-- start of Task material --

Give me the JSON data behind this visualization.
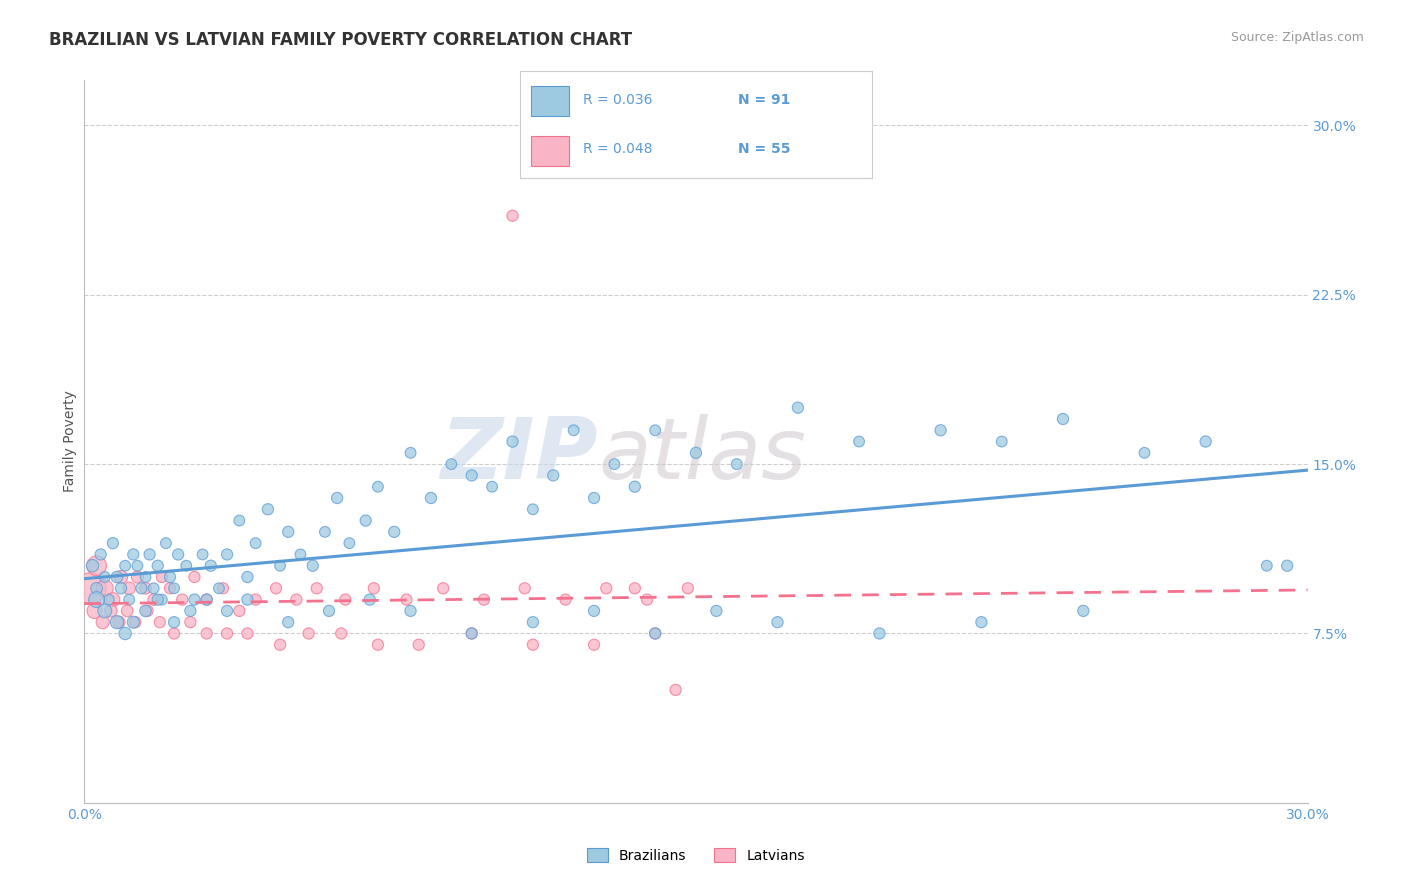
{
  "title": "BRAZILIAN VS LATVIAN FAMILY POVERTY CORRELATION CHART",
  "source_text": "Source: ZipAtlas.com",
  "ylabel": "Family Poverty",
  "xrange": [
    0.0,
    30.0
  ],
  "yrange": [
    0.0,
    32.0
  ],
  "brazil_color": "#5b9bd5",
  "brazil_color_fill": "#9ecae1",
  "latvia_color": "#f4728e",
  "latvia_color_fill": "#f9b4c5",
  "brazil_R": 0.036,
  "brazil_N": 91,
  "latvia_R": 0.048,
  "latvia_N": 55,
  "watermark_zip": "ZIP",
  "watermark_atlas": "atlas",
  "background_color": "#ffffff",
  "grid_color": "#c8c8c8",
  "ytick_labels": [
    "7.5%",
    "15.0%",
    "22.5%",
    "30.0%"
  ],
  "ytick_vals": [
    7.5,
    15.0,
    22.5,
    30.0
  ],
  "brazil_points_x": [
    0.2,
    0.3,
    0.4,
    0.5,
    0.6,
    0.7,
    0.8,
    0.9,
    1.0,
    1.1,
    1.2,
    1.3,
    1.4,
    1.5,
    1.6,
    1.7,
    1.8,
    1.9,
    2.0,
    2.1,
    2.2,
    2.3,
    2.5,
    2.7,
    2.9,
    3.1,
    3.3,
    3.5,
    3.8,
    4.0,
    4.2,
    4.5,
    4.8,
    5.0,
    5.3,
    5.6,
    5.9,
    6.2,
    6.5,
    6.9,
    7.2,
    7.6,
    8.0,
    8.5,
    9.0,
    9.5,
    10.0,
    10.5,
    11.0,
    11.5,
    12.0,
    12.5,
    13.0,
    13.5,
    14.0,
    15.0,
    16.0,
    17.5,
    19.0,
    21.0,
    22.5,
    24.0,
    26.0,
    27.5,
    29.0,
    0.3,
    0.5,
    0.8,
    1.0,
    1.2,
    1.5,
    1.8,
    2.2,
    2.6,
    3.0,
    3.5,
    4.0,
    5.0,
    6.0,
    7.0,
    8.0,
    9.5,
    11.0,
    12.5,
    14.0,
    15.5,
    17.0,
    19.5,
    22.0,
    24.5,
    29.5
  ],
  "brazil_points_y": [
    10.5,
    9.5,
    11.0,
    10.0,
    9.0,
    11.5,
    10.0,
    9.5,
    10.5,
    9.0,
    11.0,
    10.5,
    9.5,
    10.0,
    11.0,
    9.5,
    10.5,
    9.0,
    11.5,
    10.0,
    9.5,
    11.0,
    10.5,
    9.0,
    11.0,
    10.5,
    9.5,
    11.0,
    12.5,
    10.0,
    11.5,
    13.0,
    10.5,
    12.0,
    11.0,
    10.5,
    12.0,
    13.5,
    11.5,
    12.5,
    14.0,
    12.0,
    15.5,
    13.5,
    15.0,
    14.5,
    14.0,
    16.0,
    13.0,
    14.5,
    16.5,
    13.5,
    15.0,
    14.0,
    16.5,
    15.5,
    15.0,
    17.5,
    16.0,
    16.5,
    16.0,
    17.0,
    15.5,
    16.0,
    10.5,
    9.0,
    8.5,
    8.0,
    7.5,
    8.0,
    8.5,
    9.0,
    8.0,
    8.5,
    9.0,
    8.5,
    9.0,
    8.0,
    8.5,
    9.0,
    8.5,
    7.5,
    8.0,
    8.5,
    7.5,
    8.5,
    8.0,
    7.5,
    8.0,
    8.5,
    10.5
  ],
  "brazil_sizes": [
    80,
    70,
    65,
    60,
    60,
    65,
    70,
    65,
    60,
    60,
    65,
    60,
    65,
    60,
    65,
    60,
    65,
    60,
    60,
    65,
    60,
    65,
    60,
    65,
    60,
    65,
    60,
    65,
    60,
    65,
    60,
    65,
    60,
    65,
    60,
    65,
    60,
    65,
    60,
    65,
    60,
    65,
    60,
    65,
    60,
    65,
    60,
    65,
    60,
    65,
    60,
    65,
    60,
    65,
    60,
    65,
    60,
    65,
    60,
    65,
    60,
    65,
    60,
    65,
    60,
    130,
    100,
    90,
    80,
    75,
    70,
    65,
    65,
    65,
    65,
    65,
    65,
    65,
    65,
    65,
    65,
    65,
    65,
    65,
    65,
    65,
    65,
    65,
    65,
    65,
    65
  ],
  "latvia_points_x": [
    0.15,
    0.3,
    0.5,
    0.7,
    0.9,
    1.1,
    1.3,
    1.5,
    1.7,
    1.9,
    2.1,
    2.4,
    2.7,
    3.0,
    3.4,
    3.8,
    4.2,
    4.7,
    5.2,
    5.7,
    6.4,
    7.1,
    7.9,
    8.8,
    9.8,
    10.8,
    11.8,
    12.8,
    13.8,
    14.8,
    0.25,
    0.45,
    0.65,
    0.85,
    1.05,
    1.25,
    1.55,
    1.85,
    2.2,
    2.6,
    3.0,
    3.5,
    4.0,
    4.8,
    5.5,
    6.3,
    7.2,
    8.2,
    9.5,
    11.0,
    12.5,
    14.0,
    10.5,
    13.5,
    14.5
  ],
  "latvia_points_y": [
    9.5,
    10.5,
    9.5,
    9.0,
    10.0,
    9.5,
    10.0,
    9.5,
    9.0,
    10.0,
    9.5,
    9.0,
    10.0,
    9.0,
    9.5,
    8.5,
    9.0,
    9.5,
    9.0,
    9.5,
    9.0,
    9.5,
    9.0,
    9.5,
    9.0,
    9.5,
    9.0,
    9.5,
    9.0,
    9.5,
    8.5,
    8.0,
    8.5,
    8.0,
    8.5,
    8.0,
    8.5,
    8.0,
    7.5,
    8.0,
    7.5,
    7.5,
    7.5,
    7.0,
    7.5,
    7.5,
    7.0,
    7.0,
    7.5,
    7.0,
    7.0,
    7.5,
    26.0,
    9.5,
    5.0
  ],
  "latvia_sizes": [
    500,
    200,
    150,
    100,
    90,
    80,
    75,
    70,
    70,
    65,
    65,
    65,
    65,
    65,
    65,
    65,
    65,
    65,
    65,
    65,
    65,
    65,
    65,
    65,
    65,
    65,
    65,
    65,
    65,
    65,
    120,
    90,
    80,
    75,
    70,
    65,
    65,
    65,
    65,
    65,
    65,
    65,
    65,
    65,
    65,
    65,
    65,
    65,
    65,
    65,
    65,
    65,
    65,
    65,
    65
  ]
}
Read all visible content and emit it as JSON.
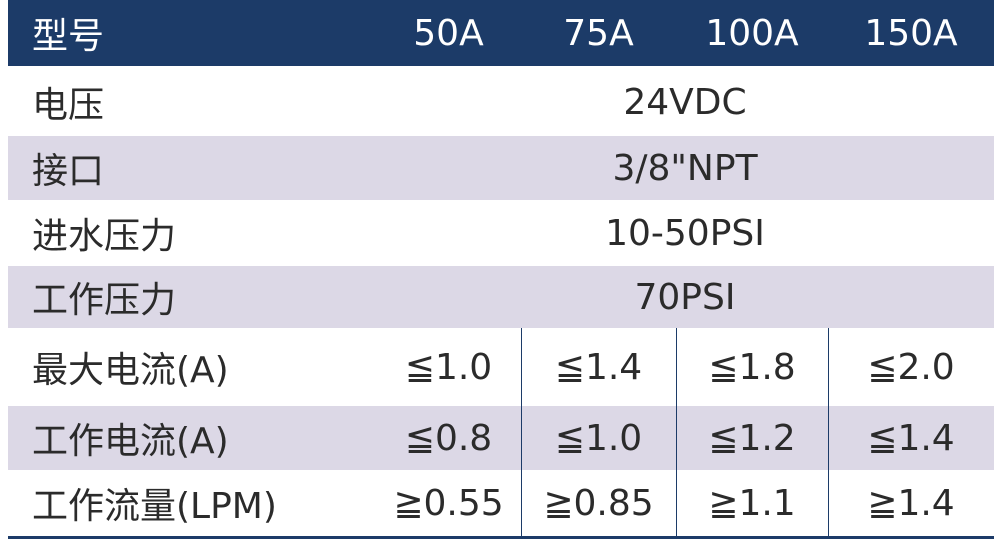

-- end of Task material --

_Request_. Transcribe the full listing character for character. Pictures are excluded.

_Problem solution_.
Give me the JSON data behind this visualization.
{
  "title": "BRAZILIAN VS LATVIAN FAMILY POVERTY CORRELATION CHART",
  "source_text": "Source: ZipAtlas.com",
  "ylabel": "Family Poverty",
  "xrange": [
    0.0,
    30.0
  ],
  "yrange": [
    0.0,
    32.0
  ],
  "brazil_color": "#5b9bd5",
  "brazil_color_fill": "#9ecae1",
  "latvia_color": "#f4728e",
  "latvia_color_fill": "#f9b4c5",
  "brazil_R": 0.036,
  "brazil_N": 91,
  "latvia_R": 0.048,
  "latvia_N": 55,
  "watermark_zip": "ZIP",
  "watermark_atlas": "atlas",
  "background_color": "#ffffff",
  "grid_color": "#c8c8c8",
  "ytick_labels": [
    "7.5%",
    "15.0%",
    "22.5%",
    "30.0%"
  ],
  "ytick_vals": [
    7.5,
    15.0,
    22.5,
    30.0
  ],
  "brazil_points_x": [
    0.2,
    0.3,
    0.4,
    0.5,
    0.6,
    0.7,
    0.8,
    0.9,
    1.0,
    1.1,
    1.2,
    1.3,
    1.4,
    1.5,
    1.6,
    1.7,
    1.8,
    1.9,
    2.0,
    2.1,
    2.2,
    2.3,
    2.5,
    2.7,
    2.9,
    3.1,
    3.3,
    3.5,
    3.8,
    4.0,
    4.2,
    4.5,
    4.8,
    5.0,
    5.3,
    5.6,
    5.9,
    6.2,
    6.5,
    6.9,
    7.2,
    7.6,
    8.0,
    8.5,
    9.0,
    9.5,
    10.0,
    10.5,
    11.0,
    11.5,
    12.0,
    12.5,
    13.0,
    13.5,
    14.0,
    15.0,
    16.0,
    17.5,
    19.0,
    21.0,
    22.5,
    24.0,
    26.0,
    27.5,
    29.0,
    0.3,
    0.5,
    0.8,
    1.0,
    1.2,
    1.5,
    1.8,
    2.2,
    2.6,
    3.0,
    3.5,
    4.0,
    5.0,
    6.0,
    7.0,
    8.0,
    9.5,
    11.0,
    12.5,
    14.0,
    15.5,
    17.0,
    19.5,
    22.0,
    24.5,
    29.5
  ],
  "brazil_points_y": [
    10.5,
    9.5,
    11.0,
    10.0,
    9.0,
    11.5,
    10.0,
    9.5,
    10.5,
    9.0,
    11.0,
    10.5,
    9.5,
    10.0,
    11.0,
    9.5,
    10.5,
    9.0,
    11.5,
    10.0,
    9.5,
    11.0,
    10.5,
    9.0,
    11.0,
    10.5,
    9.5,
    11.0,
    12.5,
    10.0,
    11.5,
    13.0,
    10.5,
    12.0,
    11.0,
    10.5,
    12.0,
    13.5,
    11.5,
    12.5,
    14.0,
    12.0,
    15.5,
    13.5,
    15.0,
    14.5,
    14.0,
    16.0,
    13.0,
    14.5,
    16.5,
    13.5,
    15.0,
    14.0,
    16.5,
    15.5,
    15.0,
    17.5,
    16.0,
    16.5,
    16.0,
    17.0,
    15.5,
    16.0,
    10.5,
    9.0,
    8.5,
    8.0,
    7.5,
    8.0,
    8.5,
    9.0,
    8.0,
    8.5,
    9.0,
    8.5,
    9.0,
    8.0,
    8.5,
    9.0,
    8.5,
    7.5,
    8.0,
    8.5,
    7.5,
    8.5,
    8.0,
    7.5,
    8.0,
    8.5,
    10.5
  ],
  "brazil_sizes": [
    80,
    70,
    65,
    60,
    60,
    65,
    70,
    65,
    60,
    60,
    65,
    60,
    65,
    60,
    65,
    60,
    65,
    60,
    60,
    65,
    60,
    65,
    60,
    65,
    60,
    65,
    60,
    65,
    60,
    65,
    60,
    65,
    60,
    65,
    60,
    65,
    60,
    65,
    60,
    65,
    60,
    65,
    60,
    65,
    60,
    65,
    60,
    65,
    60,
    65,
    60,
    65,
    60,
    65,
    60,
    65,
    60,
    65,
    60,
    65,
    60,
    65,
    60,
    65,
    60,
    130,
    100,
    90,
    80,
    75,
    70,
    65,
    65,
    65,
    65,
    65,
    65,
    65,
    65,
    65,
    65,
    65,
    65,
    65,
    65,
    65,
    65,
    65,
    65,
    65,
    65
  ],
  "latvia_points_x": [
    0.15,
    0.3,
    0.5,
    0.7,
    0.9,
    1.1,
    1.3,
    1.5,
    1.7,
    1.9,
    2.1,
    2.4,
    2.7,
    3.0,
    3.4,
    3.8,
    4.2,
    4.7,
    5.2,
    5.7,
    6.4,
    7.1,
    7.9,
    8.8,
    9.8,
    10.8,
    11.8,
    12.8,
    13.8,
    14.8,
    0.25,
    0.45,
    0.65,
    0.85,
    1.05,
    1.25,
    1.55,
    1.85,
    2.2,
    2.6,
    3.0,
    3.5,
    4.0,
    4.8,
    5.5,
    6.3,
    7.2,
    8.2,
    9.5,
    11.0,
    12.5,
    14.0,
    10.5,
    13.5,
    14.5
  ],
  "latvia_points_y": [
    9.5,
    10.5,
    9.5,
    9.0,
    10.0,
    9.5,
    10.0,
    9.5,
    9.0,
    10.0,
    9.5,
    9.0,
    10.0,
    9.0,
    9.5,
    8.5,
    9.0,
    9.5,
    9.0,
    9.5,
    9.0,
    9.5,
    9.0,
    9.5,
    9.0,
    9.5,
    9.0,
    9.5,
    9.0,
    9.5,
    8.5,
    8.0,
    8.5,
    8.0,
    8.5,
    8.0,
    8.5,
    8.0,
    7.5,
    8.0,
    7.5,
    7.5,
    7.5,
    7.0,
    7.5,
    7.5,
    7.0,
    7.0,
    7.5,
    7.0,
    7.0,
    7.5,
    26.0,
    9.5,
    5.0
  ],
  "latvia_sizes": [
    500,
    200,
    150,
    100,
    90,
    80,
    75,
    70,
    70,
    65,
    65,
    65,
    65,
    65,
    65,
    65,
    65,
    65,
    65,
    65,
    65,
    65,
    65,
    65,
    65,
    65,
    65,
    65,
    65,
    65,
    120,
    90,
    80,
    75,
    70,
    65,
    65,
    65,
    65,
    65,
    65,
    65,
    65,
    65,
    65,
    65,
    65,
    65,
    65,
    65,
    65,
    65,
    65,
    65,
    65
  ]
}
Read all visible content and emit it as JSON.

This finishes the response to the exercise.